Data section |
+ + + + +
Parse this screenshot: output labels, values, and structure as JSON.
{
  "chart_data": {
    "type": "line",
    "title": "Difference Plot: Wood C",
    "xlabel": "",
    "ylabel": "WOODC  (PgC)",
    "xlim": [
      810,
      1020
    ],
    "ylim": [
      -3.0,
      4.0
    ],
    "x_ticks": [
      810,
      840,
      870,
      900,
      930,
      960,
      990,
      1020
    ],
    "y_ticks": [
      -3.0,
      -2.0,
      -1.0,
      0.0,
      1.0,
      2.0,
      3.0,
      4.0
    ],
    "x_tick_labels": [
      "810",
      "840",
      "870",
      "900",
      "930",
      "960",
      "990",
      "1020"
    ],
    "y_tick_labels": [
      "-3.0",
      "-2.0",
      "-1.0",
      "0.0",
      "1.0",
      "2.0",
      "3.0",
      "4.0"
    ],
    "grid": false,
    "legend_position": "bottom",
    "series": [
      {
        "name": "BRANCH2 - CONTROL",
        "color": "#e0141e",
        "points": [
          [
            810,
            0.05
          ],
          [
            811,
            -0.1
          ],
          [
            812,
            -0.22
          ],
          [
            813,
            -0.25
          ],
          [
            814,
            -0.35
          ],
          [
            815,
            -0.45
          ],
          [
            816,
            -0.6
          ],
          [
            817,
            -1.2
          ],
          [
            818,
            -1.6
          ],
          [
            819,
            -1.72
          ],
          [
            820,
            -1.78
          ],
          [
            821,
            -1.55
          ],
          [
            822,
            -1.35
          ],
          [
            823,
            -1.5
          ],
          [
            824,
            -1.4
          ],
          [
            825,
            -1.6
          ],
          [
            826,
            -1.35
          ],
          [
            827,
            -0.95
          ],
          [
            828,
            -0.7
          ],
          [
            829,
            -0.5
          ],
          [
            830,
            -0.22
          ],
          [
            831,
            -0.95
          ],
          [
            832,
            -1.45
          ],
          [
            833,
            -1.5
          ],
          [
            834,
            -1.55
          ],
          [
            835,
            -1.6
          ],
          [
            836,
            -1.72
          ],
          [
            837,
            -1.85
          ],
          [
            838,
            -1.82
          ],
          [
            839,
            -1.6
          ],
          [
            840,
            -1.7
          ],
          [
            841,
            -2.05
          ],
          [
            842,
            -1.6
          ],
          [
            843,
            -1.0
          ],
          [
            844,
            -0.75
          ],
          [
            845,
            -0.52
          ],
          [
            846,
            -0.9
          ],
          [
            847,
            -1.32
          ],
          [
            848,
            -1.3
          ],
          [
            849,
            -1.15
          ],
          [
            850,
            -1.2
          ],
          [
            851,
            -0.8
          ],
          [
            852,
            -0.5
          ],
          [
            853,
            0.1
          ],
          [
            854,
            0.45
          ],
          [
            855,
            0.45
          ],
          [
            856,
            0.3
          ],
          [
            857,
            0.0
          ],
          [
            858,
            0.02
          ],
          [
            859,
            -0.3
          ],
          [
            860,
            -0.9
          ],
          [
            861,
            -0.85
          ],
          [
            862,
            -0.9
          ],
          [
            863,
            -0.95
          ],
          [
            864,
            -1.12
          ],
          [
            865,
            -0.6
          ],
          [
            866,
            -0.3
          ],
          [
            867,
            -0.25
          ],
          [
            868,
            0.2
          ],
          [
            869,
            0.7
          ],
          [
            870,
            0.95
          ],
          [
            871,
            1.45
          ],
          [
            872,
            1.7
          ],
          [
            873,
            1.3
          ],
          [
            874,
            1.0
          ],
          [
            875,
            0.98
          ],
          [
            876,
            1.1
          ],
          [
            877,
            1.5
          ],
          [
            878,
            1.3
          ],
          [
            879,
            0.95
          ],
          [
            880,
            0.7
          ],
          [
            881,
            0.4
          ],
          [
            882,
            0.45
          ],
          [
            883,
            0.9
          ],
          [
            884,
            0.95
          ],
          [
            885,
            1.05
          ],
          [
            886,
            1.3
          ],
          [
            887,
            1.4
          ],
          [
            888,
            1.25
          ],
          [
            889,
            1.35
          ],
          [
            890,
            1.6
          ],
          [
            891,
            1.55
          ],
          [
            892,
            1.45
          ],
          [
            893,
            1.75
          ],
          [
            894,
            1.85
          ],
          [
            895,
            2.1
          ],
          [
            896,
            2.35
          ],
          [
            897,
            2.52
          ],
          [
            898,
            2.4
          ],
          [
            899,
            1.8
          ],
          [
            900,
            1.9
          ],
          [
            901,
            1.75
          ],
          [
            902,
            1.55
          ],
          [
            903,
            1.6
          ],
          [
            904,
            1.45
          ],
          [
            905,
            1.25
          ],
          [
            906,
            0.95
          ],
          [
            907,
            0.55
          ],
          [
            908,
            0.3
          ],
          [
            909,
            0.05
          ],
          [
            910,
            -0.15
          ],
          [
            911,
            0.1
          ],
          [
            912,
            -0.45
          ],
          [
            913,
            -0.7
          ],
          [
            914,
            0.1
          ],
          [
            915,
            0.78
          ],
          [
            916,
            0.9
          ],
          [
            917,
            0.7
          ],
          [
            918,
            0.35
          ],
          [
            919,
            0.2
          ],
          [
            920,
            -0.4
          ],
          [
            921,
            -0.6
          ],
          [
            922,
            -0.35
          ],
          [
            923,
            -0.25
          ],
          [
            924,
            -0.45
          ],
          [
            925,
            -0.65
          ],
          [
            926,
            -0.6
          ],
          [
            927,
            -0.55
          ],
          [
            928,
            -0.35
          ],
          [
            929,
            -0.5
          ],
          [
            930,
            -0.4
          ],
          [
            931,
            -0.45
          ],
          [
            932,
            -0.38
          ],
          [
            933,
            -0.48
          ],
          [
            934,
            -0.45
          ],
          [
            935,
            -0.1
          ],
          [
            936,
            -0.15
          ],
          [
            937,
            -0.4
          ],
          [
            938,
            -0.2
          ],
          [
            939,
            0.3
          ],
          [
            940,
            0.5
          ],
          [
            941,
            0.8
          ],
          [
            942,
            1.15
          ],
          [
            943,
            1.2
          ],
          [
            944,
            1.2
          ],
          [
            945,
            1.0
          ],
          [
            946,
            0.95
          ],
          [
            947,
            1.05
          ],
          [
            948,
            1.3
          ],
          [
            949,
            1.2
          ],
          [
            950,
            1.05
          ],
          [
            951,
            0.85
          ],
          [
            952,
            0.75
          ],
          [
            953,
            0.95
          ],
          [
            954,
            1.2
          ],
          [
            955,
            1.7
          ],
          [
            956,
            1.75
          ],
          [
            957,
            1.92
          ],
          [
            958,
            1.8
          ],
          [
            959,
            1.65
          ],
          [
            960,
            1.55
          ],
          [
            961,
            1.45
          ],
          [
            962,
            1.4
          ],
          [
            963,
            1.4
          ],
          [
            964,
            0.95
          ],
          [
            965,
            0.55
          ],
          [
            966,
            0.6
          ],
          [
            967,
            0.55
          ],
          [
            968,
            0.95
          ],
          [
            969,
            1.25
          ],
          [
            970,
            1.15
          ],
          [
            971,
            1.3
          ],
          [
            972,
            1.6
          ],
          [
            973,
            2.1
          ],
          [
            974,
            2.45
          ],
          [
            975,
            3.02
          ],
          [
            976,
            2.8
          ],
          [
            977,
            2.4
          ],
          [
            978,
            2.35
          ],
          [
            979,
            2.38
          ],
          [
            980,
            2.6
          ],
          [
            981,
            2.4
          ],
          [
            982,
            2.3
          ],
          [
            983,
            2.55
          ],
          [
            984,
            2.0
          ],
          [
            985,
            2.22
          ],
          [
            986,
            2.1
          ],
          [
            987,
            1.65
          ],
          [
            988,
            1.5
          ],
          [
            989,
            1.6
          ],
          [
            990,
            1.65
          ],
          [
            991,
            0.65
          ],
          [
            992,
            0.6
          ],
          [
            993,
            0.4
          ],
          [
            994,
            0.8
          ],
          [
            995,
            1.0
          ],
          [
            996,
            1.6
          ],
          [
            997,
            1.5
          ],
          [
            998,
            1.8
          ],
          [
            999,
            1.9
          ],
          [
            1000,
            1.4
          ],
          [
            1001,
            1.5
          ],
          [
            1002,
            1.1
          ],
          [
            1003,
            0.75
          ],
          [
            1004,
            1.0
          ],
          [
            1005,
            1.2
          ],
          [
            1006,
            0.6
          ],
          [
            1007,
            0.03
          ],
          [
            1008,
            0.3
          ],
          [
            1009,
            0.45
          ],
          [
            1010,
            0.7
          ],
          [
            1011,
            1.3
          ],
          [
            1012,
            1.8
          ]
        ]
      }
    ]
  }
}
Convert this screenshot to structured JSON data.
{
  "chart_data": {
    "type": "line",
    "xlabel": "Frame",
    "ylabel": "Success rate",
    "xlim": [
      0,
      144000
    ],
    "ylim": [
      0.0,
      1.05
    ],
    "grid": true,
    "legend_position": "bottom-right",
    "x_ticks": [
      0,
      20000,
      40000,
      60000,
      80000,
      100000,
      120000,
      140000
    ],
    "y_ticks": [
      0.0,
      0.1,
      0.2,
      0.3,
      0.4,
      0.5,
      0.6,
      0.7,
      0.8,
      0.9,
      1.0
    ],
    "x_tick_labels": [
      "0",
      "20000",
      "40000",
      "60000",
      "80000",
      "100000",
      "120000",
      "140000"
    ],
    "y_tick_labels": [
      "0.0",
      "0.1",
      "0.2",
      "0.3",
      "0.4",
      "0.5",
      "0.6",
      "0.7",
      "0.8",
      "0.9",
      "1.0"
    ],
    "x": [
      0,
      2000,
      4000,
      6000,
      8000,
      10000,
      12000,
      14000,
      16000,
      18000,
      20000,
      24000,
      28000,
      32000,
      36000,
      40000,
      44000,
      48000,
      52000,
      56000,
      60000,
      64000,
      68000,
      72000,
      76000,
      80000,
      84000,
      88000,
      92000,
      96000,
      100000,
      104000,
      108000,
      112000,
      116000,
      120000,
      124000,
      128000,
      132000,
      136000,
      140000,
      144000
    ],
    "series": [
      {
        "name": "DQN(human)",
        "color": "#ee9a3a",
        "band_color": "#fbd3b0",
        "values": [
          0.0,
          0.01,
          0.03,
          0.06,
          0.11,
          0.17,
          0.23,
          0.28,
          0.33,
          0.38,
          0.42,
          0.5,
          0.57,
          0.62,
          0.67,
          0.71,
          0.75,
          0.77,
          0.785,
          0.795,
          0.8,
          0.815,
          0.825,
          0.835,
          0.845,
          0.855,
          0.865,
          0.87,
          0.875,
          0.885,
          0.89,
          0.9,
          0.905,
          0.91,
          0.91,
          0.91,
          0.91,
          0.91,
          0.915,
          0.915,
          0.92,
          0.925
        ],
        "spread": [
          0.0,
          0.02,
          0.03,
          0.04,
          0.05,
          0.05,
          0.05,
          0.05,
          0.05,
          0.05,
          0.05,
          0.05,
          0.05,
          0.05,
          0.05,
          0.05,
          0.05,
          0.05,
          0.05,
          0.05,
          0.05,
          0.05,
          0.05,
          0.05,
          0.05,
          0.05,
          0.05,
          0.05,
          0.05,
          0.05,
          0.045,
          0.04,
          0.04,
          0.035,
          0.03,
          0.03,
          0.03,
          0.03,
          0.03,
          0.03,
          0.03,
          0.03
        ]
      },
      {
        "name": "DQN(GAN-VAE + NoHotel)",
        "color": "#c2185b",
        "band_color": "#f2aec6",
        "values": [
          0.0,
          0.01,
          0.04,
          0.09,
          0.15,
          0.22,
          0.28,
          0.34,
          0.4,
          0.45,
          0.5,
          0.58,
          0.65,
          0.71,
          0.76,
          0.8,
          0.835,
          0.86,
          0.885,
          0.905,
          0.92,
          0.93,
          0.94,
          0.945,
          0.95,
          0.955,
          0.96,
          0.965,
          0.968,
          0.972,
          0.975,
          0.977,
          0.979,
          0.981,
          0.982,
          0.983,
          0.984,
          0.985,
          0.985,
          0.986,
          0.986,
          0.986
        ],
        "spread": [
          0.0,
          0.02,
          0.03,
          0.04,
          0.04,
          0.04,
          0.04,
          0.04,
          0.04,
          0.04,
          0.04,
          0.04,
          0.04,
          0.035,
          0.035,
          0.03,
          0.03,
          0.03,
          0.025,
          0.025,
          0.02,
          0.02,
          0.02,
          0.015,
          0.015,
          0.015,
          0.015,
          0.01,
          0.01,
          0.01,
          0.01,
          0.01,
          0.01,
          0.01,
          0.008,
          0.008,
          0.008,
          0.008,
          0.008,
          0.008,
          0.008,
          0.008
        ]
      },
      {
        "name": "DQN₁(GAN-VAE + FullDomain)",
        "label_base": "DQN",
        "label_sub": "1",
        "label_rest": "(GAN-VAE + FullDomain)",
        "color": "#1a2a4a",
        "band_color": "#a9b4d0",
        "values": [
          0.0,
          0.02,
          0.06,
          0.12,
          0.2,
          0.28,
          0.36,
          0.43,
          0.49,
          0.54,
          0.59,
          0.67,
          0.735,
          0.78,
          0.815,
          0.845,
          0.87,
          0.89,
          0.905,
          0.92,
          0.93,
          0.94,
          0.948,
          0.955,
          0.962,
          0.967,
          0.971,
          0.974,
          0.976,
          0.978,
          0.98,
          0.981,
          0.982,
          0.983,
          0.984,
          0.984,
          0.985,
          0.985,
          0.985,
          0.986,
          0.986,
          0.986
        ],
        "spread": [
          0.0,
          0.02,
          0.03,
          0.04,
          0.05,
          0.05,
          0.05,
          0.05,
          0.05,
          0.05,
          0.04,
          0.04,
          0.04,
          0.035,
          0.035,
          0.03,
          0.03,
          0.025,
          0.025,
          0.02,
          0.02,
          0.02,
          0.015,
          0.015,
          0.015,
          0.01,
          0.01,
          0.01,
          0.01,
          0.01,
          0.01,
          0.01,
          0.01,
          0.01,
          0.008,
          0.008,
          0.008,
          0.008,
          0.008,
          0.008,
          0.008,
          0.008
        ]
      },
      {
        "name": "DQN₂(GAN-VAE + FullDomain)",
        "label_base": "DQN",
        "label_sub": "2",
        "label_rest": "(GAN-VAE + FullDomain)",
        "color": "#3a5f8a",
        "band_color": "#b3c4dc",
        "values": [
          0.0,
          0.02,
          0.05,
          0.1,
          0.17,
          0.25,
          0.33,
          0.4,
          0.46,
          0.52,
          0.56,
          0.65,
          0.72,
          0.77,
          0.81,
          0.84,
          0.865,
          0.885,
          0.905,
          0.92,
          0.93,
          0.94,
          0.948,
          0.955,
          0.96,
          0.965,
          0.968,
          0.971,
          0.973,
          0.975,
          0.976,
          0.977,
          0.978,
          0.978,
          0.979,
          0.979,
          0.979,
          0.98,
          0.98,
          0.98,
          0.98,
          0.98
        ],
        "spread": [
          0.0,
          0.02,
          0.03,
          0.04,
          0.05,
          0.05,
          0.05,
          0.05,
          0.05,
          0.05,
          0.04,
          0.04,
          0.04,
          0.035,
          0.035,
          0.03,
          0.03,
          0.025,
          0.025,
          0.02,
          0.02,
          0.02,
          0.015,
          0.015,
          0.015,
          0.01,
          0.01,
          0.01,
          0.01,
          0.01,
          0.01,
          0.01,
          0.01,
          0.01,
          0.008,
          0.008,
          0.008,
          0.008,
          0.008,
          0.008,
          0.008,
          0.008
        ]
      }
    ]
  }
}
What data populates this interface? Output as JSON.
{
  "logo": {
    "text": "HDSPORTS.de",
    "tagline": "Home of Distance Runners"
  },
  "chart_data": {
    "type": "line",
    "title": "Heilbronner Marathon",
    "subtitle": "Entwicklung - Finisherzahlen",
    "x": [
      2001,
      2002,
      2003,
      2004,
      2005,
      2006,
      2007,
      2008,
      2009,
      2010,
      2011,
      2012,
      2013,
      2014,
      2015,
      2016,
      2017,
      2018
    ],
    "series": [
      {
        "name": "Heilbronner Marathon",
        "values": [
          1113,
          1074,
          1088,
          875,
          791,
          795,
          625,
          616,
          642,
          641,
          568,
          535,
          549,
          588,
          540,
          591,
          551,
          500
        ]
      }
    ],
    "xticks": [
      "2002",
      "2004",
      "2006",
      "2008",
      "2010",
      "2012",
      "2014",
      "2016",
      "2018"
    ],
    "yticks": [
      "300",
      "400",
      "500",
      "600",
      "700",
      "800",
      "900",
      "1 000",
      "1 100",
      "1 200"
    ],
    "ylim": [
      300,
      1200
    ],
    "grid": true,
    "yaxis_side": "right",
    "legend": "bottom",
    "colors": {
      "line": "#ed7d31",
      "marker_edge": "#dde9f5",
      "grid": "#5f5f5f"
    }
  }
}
+ + + + +
Short task |
Which lines of the data above contain "name"? Copy each one.

Output of the task |
        "name": "BRANCH2 - CONTROL",
        "name": "DQN(human)",
        "name": "DQN(GAN-VAE + NoHotel)",
        "name": "DQN₁(GAN-VAE + FullDomain)",
        "name": "DQN₂(GAN-VAE + FullDomain)",
        "name": "Heilbronner Marathon",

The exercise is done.